+++ MATERIAL FOR THIS EXERCISE

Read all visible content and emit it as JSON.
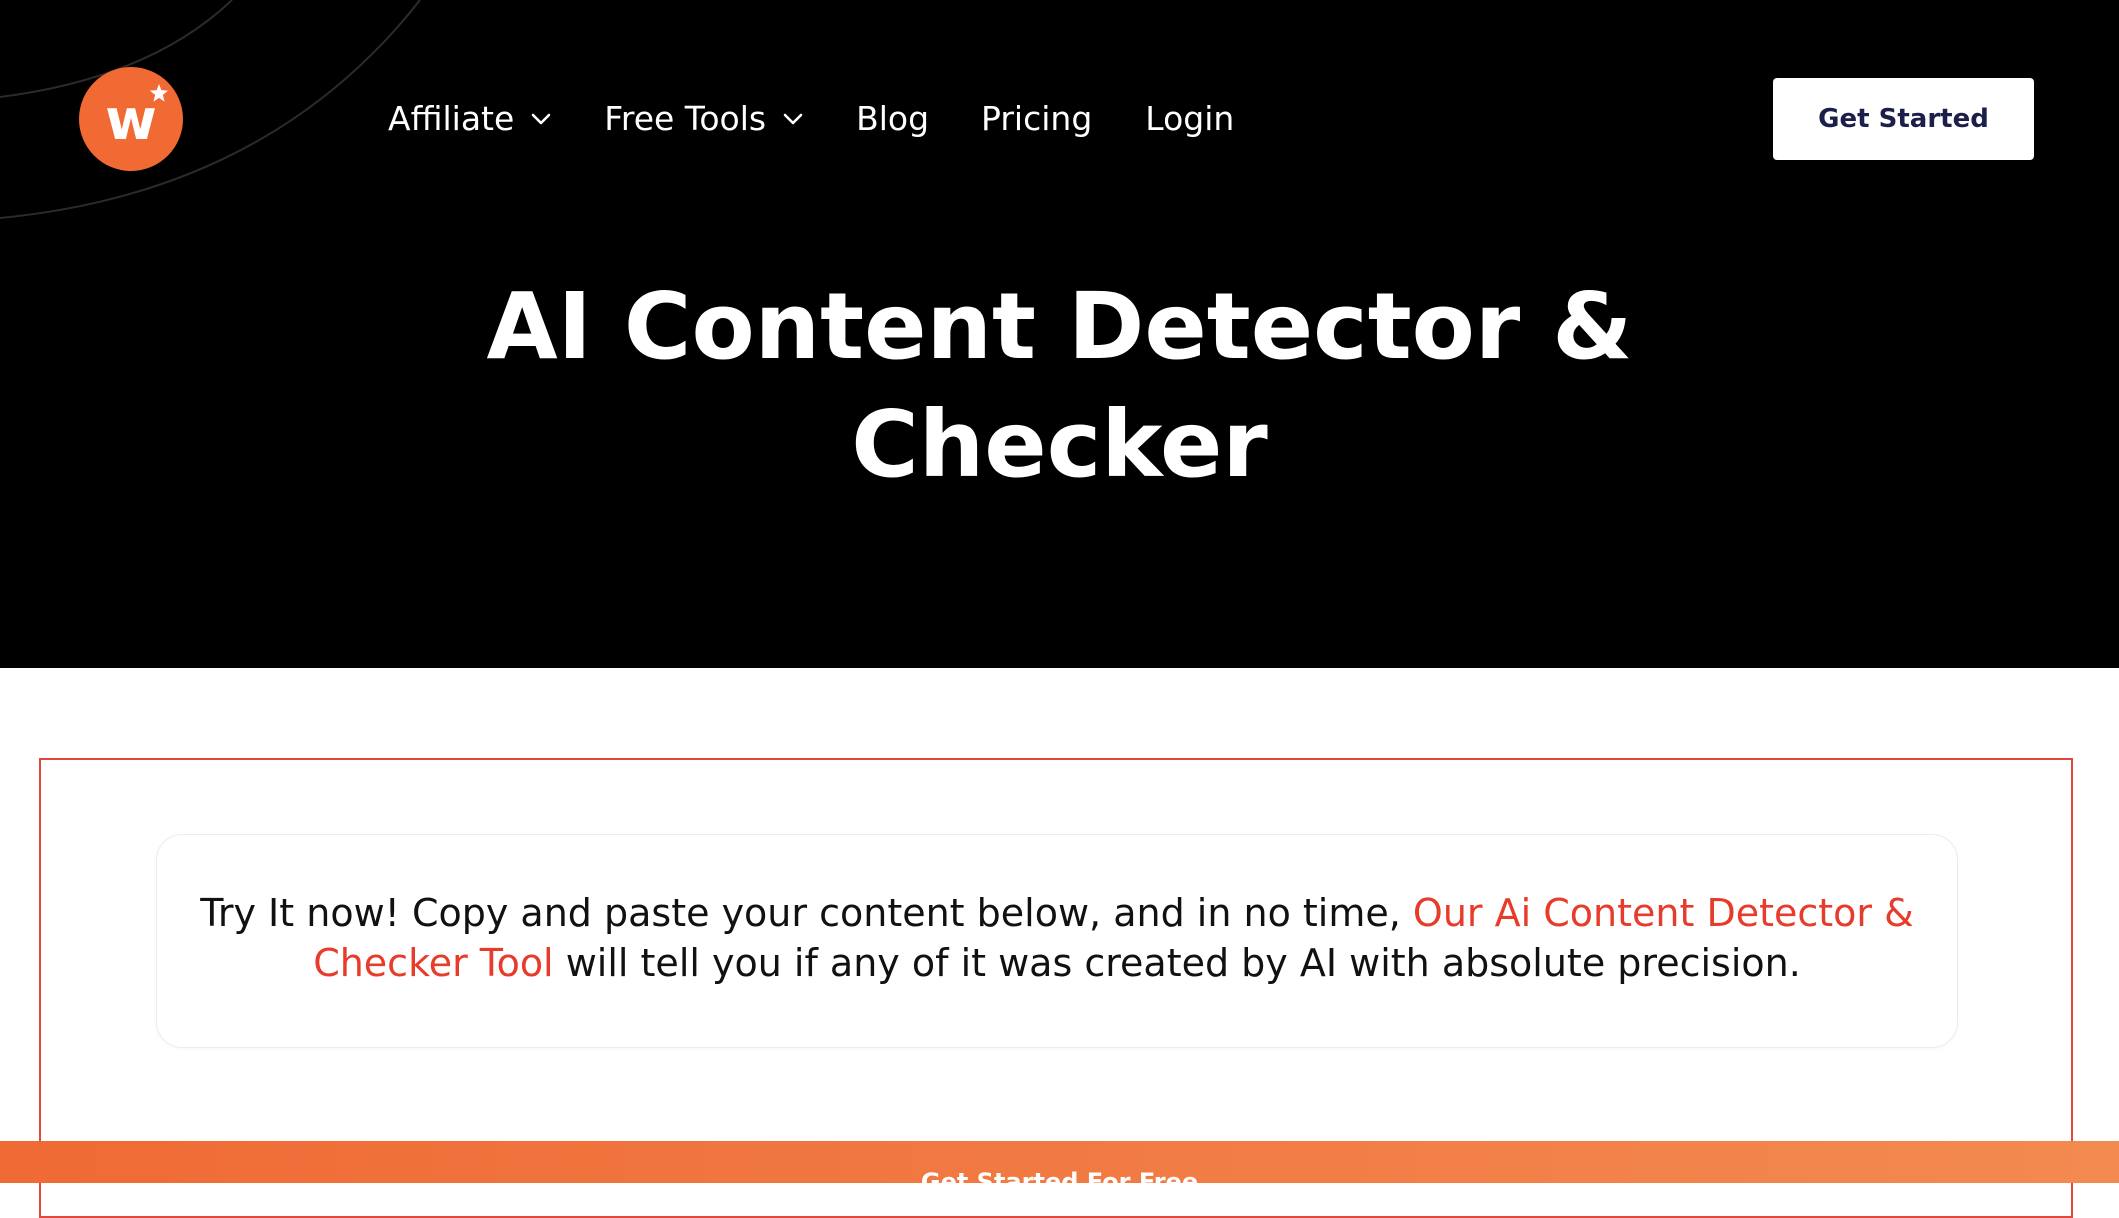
{
  "brand": {
    "logo_letter": "w",
    "accent_color": "#f26a33"
  },
  "nav": {
    "items": [
      {
        "label": "Affiliate",
        "has_dropdown": true
      },
      {
        "label": "Free Tools",
        "has_dropdown": true
      },
      {
        "label": "Blog",
        "has_dropdown": false
      },
      {
        "label": "Pricing",
        "has_dropdown": false
      },
      {
        "label": "Login",
        "has_dropdown": false
      }
    ],
    "cta_label": "Get Started"
  },
  "hero": {
    "title_line1": "AI Content Detector &",
    "title_line2": "Checker"
  },
  "intro": {
    "text_before": "Try It now! Copy and paste your content below, and in no time, ",
    "highlight": "Our Ai Content Detector & Checker Tool",
    "text_after": " will tell you if any of it was created by AI with absolute precision.",
    "highlight_color": "#e73b2b"
  },
  "bottom_bar": {
    "label": "Get Started For Free"
  },
  "icons": {
    "dropdown": "chevron-down-icon",
    "logo_star": "star-icon"
  }
}
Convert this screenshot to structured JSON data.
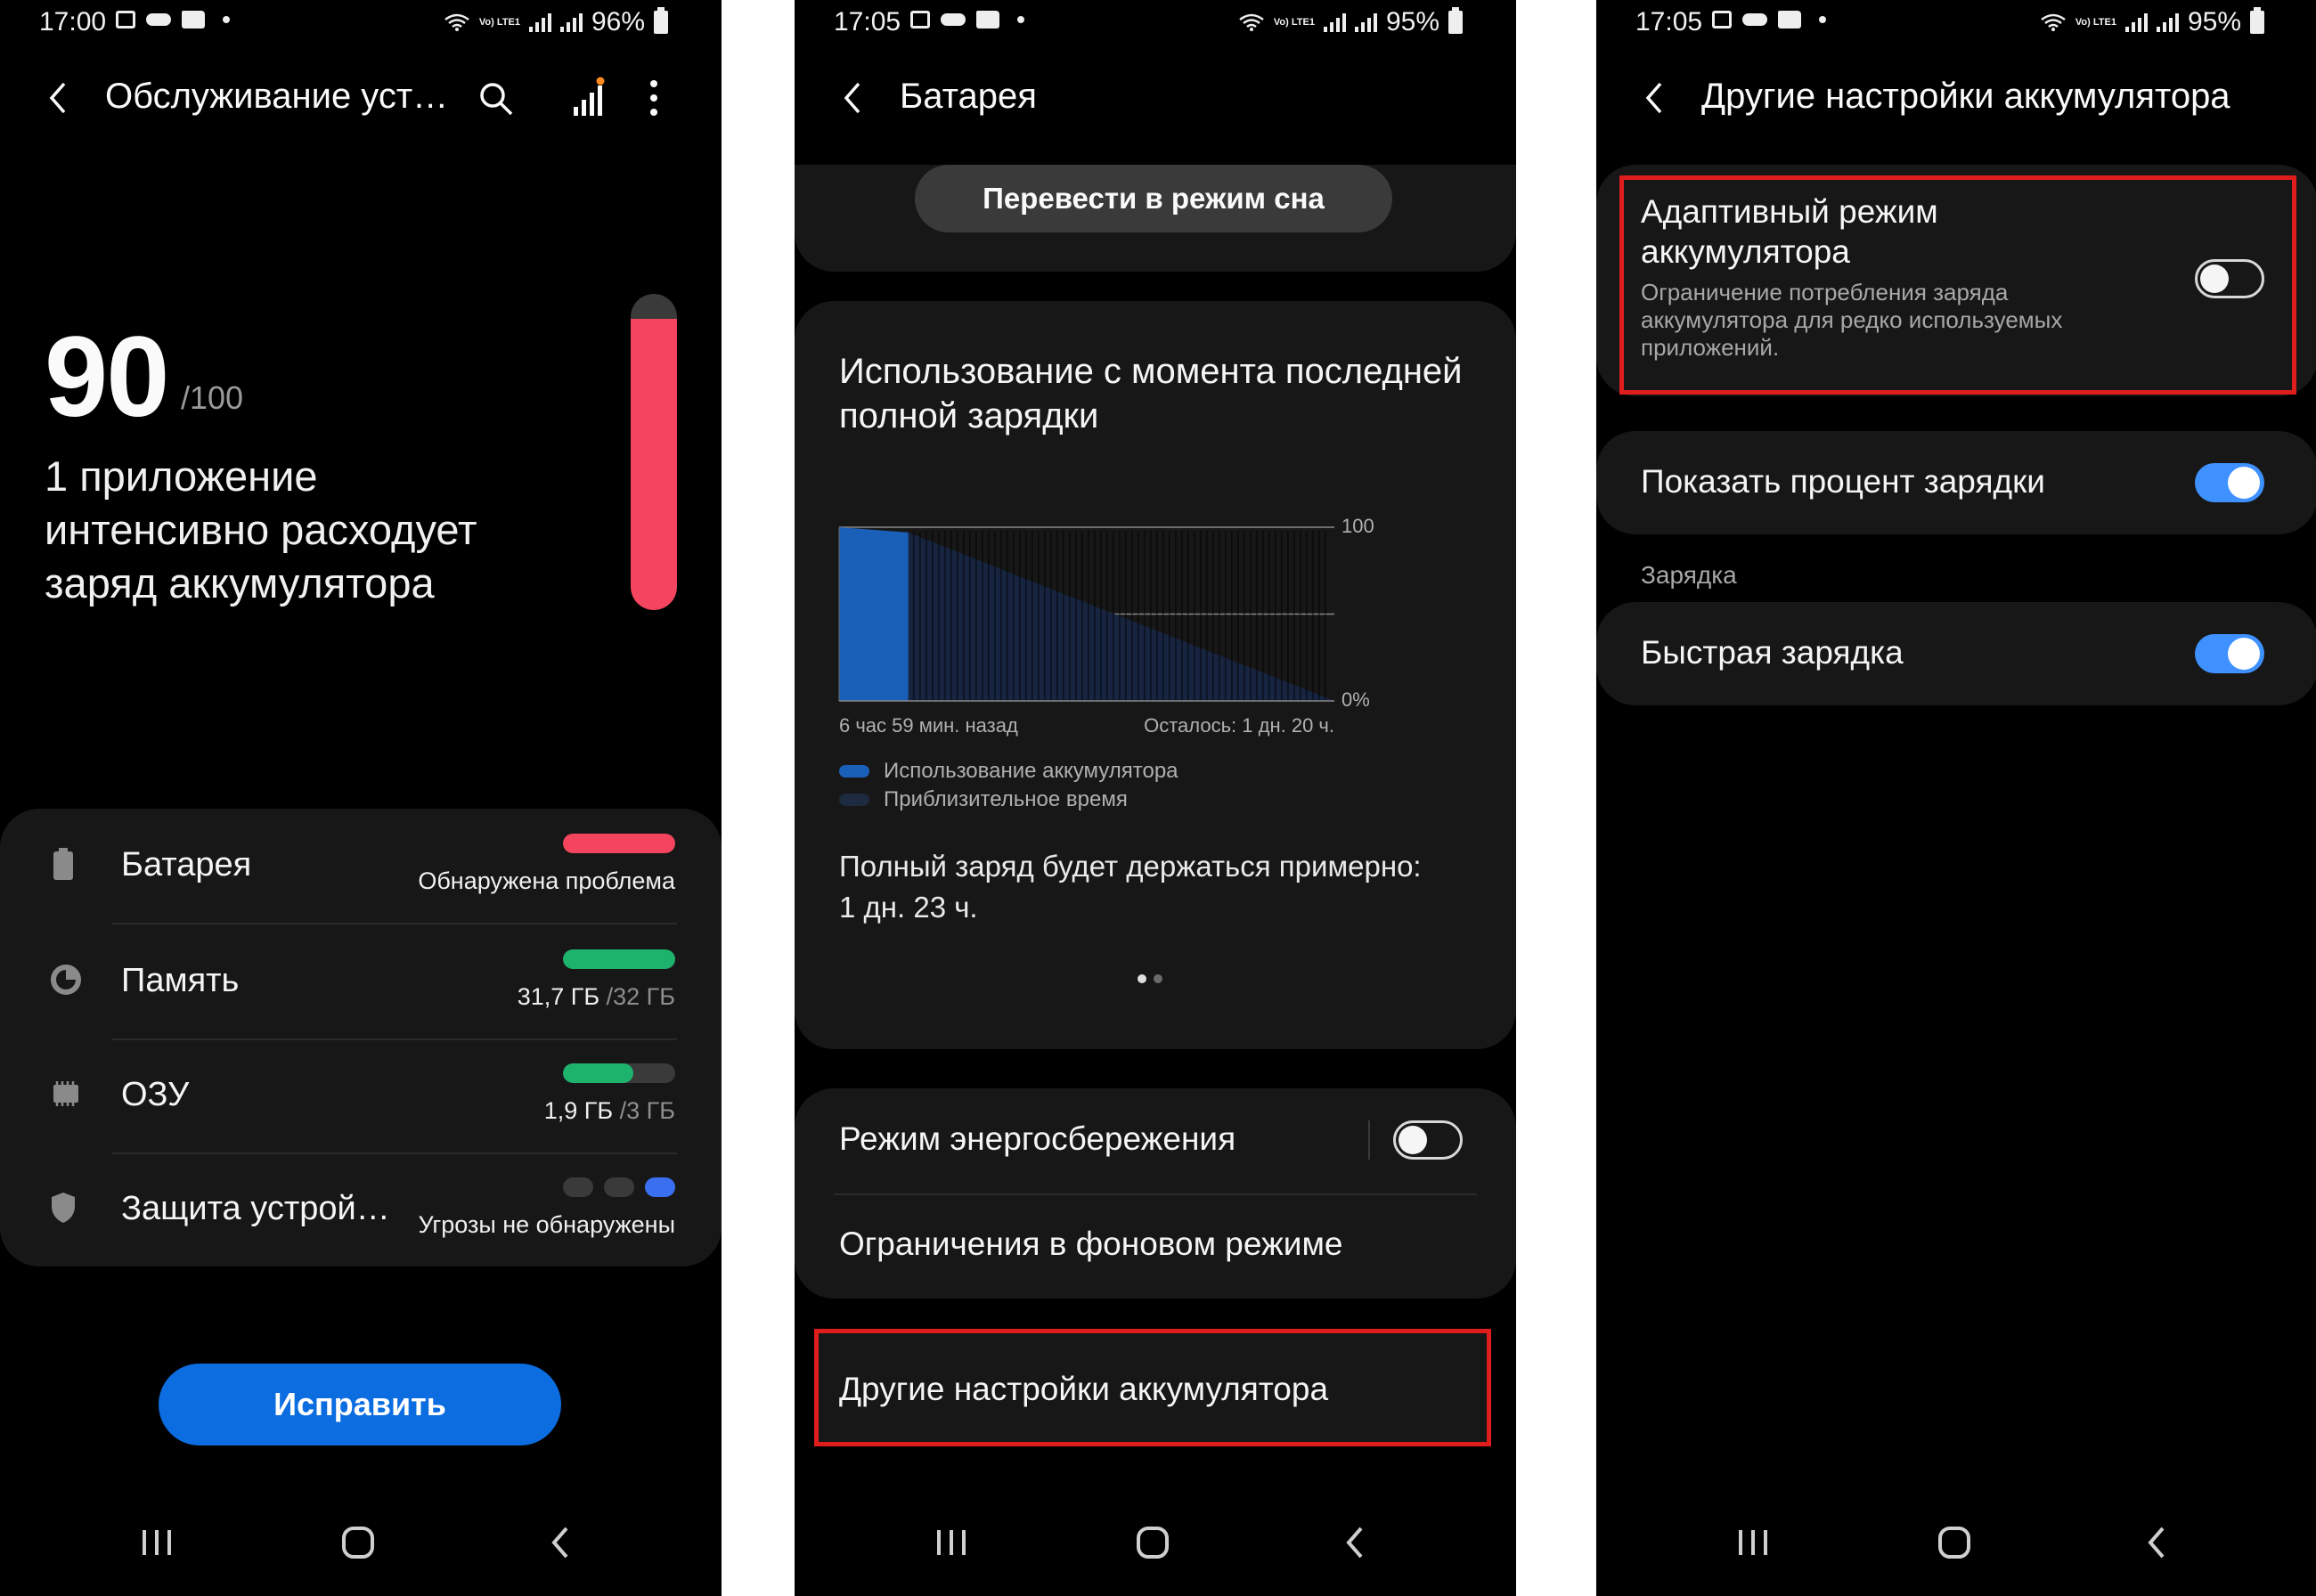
{
  "screens": {
    "device_care": {
      "status": {
        "time": "17:00",
        "battery": "96%",
        "volte": "Vo) LTE1"
      },
      "header": {
        "title": "Обслуживание уст…",
        "icons": [
          "back-arrow-icon",
          "search-icon",
          "stats-icon",
          "more-vert-icon"
        ]
      },
      "score": {
        "value": "90",
        "max": "/100",
        "gauge_fraction": 0.92,
        "gauge_color": "#f5455e"
      },
      "message": "1 приложение интенсивно расходует заряд аккумулятора",
      "items": [
        {
          "label": "Батарея",
          "sub": "Обнаружена проблема",
          "sub_dim": "",
          "bar_fraction": 1.0,
          "bar_color": "#f5455e",
          "icon": "battery-icon"
        },
        {
          "label": "Память",
          "sub": "31,7 ГБ",
          "sub_dim": " /32 ГБ",
          "bar_fraction": 1.0,
          "bar_color": "#1db36d",
          "icon": "storage-pie-icon"
        },
        {
          "label": "ОЗУ",
          "sub": "1,9 ГБ",
          "sub_dim": " /3 ГБ",
          "bar_fraction": 0.63,
          "bar_color": "#1db36d",
          "icon": "memory-chip-icon"
        },
        {
          "label": "Защита устрой…",
          "sub": "Угрозы не обнаружены",
          "sub_dim": "",
          "icon": "shield-icon",
          "dot_colors": [
            "#3a3a3a",
            "#3a3a3a",
            "#3a6ff0"
          ]
        }
      ],
      "fix_button": "Исправить"
    },
    "battery": {
      "status": {
        "time": "17:05",
        "battery": "95%",
        "volte": "Vo) LTE1"
      },
      "header": {
        "title": "Батарея"
      },
      "sleep_button": "Перевести в режим сна",
      "usage": {
        "title": "Использование с момента последней полной зарядки",
        "legend": [
          {
            "label": "Использование аккумулятора",
            "color": "#1a5fb8"
          },
          {
            "label": "Приблизительное время",
            "color": "#1e2a40"
          }
        ],
        "full_charge_text": "Полный заряд будет держаться примерно:",
        "full_charge_value": "1 дн. 23 ч."
      },
      "chart_data": {
        "type": "area",
        "title": "",
        "y_tick_labels": [
          "100",
          "0%"
        ],
        "ylim": [
          0,
          100
        ],
        "x_start_label": "6 час 59 мин. назад",
        "x_end_label": "Осталось: 1 дн. 20 ч.",
        "series": [
          {
            "name": "Использование аккумулятора",
            "x": [
              0,
              0.14
            ],
            "values": [
              100,
              97
            ]
          },
          {
            "name": "Приблизительное время",
            "x": [
              0.14,
              1.0
            ],
            "values": [
              97,
              0
            ]
          }
        ]
      },
      "options": {
        "power_saving": "Режим энергосбережения",
        "power_saving_on": false,
        "background_limits": "Ограничения в фоновом режиме",
        "more_settings": "Другие настройки аккумулятора"
      }
    },
    "more_battery_settings": {
      "status": {
        "time": "17:05",
        "battery": "95%",
        "volte": "Vo) LTE1"
      },
      "header": {
        "title": "Другие настройки аккумулятора"
      },
      "adaptive": {
        "title": "Адаптивный режим аккумулятора",
        "desc": "Ограничение потребления заряда аккумулятора для редко используемых приложений.",
        "on": false
      },
      "show_percent": {
        "label": "Показать процент зарядки",
        "on": true
      },
      "charging_header": "Зарядка",
      "fast_charge": {
        "label": "Быстрая зарядка",
        "on": true
      }
    }
  },
  "colors": {
    "background": "#000000",
    "card": "#171717",
    "accent_blue": "#3e91ff",
    "highlight_red": "#e01d1d"
  }
}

++++++

Word for word, quote the lines above. Omit the pictures.

Read all visible content and emit it as JSON.
{
  "brand": {
    "logo_letter": "w",
    "accent_color": "#f26a33"
  },
  "nav": {
    "items": [
      {
        "label": "Affiliate",
        "has_dropdown": true
      },
      {
        "label": "Free Tools",
        "has_dropdown": true
      },
      {
        "label": "Blog",
        "has_dropdown": false
      },
      {
        "label": "Pricing",
        "has_dropdown": false
      },
      {
        "label": "Login",
        "has_dropdown": false
      }
    ],
    "cta_label": "Get Started"
  },
  "hero": {
    "title_line1": "AI Content Detector &",
    "title_line2": "Checker"
  },
  "intro": {
    "text_before": "Try It now! Copy and paste your content below, and in no time, ",
    "highlight": "Our Ai Content Detector & Checker Tool",
    "text_after": " will tell you if any of it was created by AI with absolute precision.",
    "highlight_color": "#e73b2b"
  },
  "bottom_bar": {
    "label": "Get Started For Free"
  },
  "icons": {
    "dropdown": "chevron-down-icon",
    "logo_star": "star-icon"
  }
}
Convert this screenshot to structured JSON data.
{
  "screens": {
    "device_care": {
      "status": {
        "time": "17:00",
        "battery": "96%",
        "volte": "Vo) LTE1"
      },
      "header": {
        "title": "Обслуживание уст…",
        "icons": [
          "back-arrow-icon",
          "search-icon",
          "stats-icon",
          "more-vert-icon"
        ]
      },
      "score": {
        "value": "90",
        "max": "/100",
        "gauge_fraction": 0.92,
        "gauge_color": "#f5455e"
      },
      "message": "1 приложение интенсивно расходует заряд аккумулятора",
      "items": [
        {
          "label": "Батарея",
          "sub": "Обнаружена проблема",
          "sub_dim": "",
          "bar_fraction": 1.0,
          "bar_color": "#f5455e",
          "icon": "battery-icon"
        },
        {
          "label": "Память",
          "sub": "31,7 ГБ",
          "sub_dim": " /32 ГБ",
          "bar_fraction": 1.0,
          "bar_color": "#1db36d",
          "icon": "storage-pie-icon"
        },
        {
          "label": "ОЗУ",
          "sub": "1,9 ГБ",
          "sub_dim": " /3 ГБ",
          "bar_fraction": 0.63,
          "bar_color": "#1db36d",
          "icon": "memory-chip-icon"
        },
        {
          "label": "Защита устрой…",
          "sub": "Угрозы не обнаружены",
          "sub_dim": "",
          "icon": "shield-icon",
          "dot_colors": [
            "#3a3a3a",
            "#3a3a3a",
            "#3a6ff0"
          ]
        }
      ],
      "fix_button": "Исправить"
    },
    "battery": {
      "status": {
        "time": "17:05",
        "battery": "95%",
        "volte": "Vo) LTE1"
      },
      "header": {
        "title": "Батарея"
      },
      "sleep_button": "Перевести в режим сна",
      "usage": {
        "title": "Использование с момента последней полной зарядки",
        "legend": [
          {
            "label": "Использование аккумулятора",
            "color": "#1a5fb8"
          },
          {
            "label": "Приблизительное время",
            "color": "#1e2a40"
          }
        ],
        "full_charge_text": "Полный заряд будет держаться примерно:",
        "full_charge_value": "1 дн. 23 ч."
      },
      "chart_data": {
        "type": "area",
        "title": "",
        "y_tick_labels": [
          "100",
          "0%"
        ],
        "ylim": [
          0,
          100
        ],
        "x_start_label": "6 час 59 мин. назад",
        "x_end_label": "Осталось: 1 дн. 20 ч.",
        "series": [
          {
            "name": "Использование аккумулятора",
            "x": [
              0,
              0.14
            ],
            "values": [
              100,
              97
            ]
          },
          {
            "name": "Приблизительное время",
            "x": [
              0.14,
              1.0
            ],
            "values": [
              97,
              0
            ]
          }
        ]
      },
      "options": {
        "power_saving": "Режим энергосбережения",
        "power_saving_on": false,
        "background_limits": "Ограничения в фоновом режиме",
        "more_settings": "Другие настройки аккумулятора"
      }
    },
    "more_battery_settings": {
      "status": {
        "time": "17:05",
        "battery": "95%",
        "volte": "Vo) LTE1"
      },
      "header": {
        "title": "Другие настройки аккумулятора"
      },
      "adaptive": {
        "title": "Адаптивный режим аккумулятора",
        "desc": "Ограничение потребления заряда аккумулятора для редко используемых приложений.",
        "on": false
      },
      "show_percent": {
        "label": "Показать процент зарядки",
        "on": true
      },
      "charging_header": "Зарядка",
      "fast_charge": {
        "label": "Быстрая зарядка",
        "on": true
      }
    }
  },
  "colors": {
    "background": "#000000",
    "card": "#171717",
    "accent_blue": "#3e91ff",
    "highlight_red": "#e01d1d"
  }
}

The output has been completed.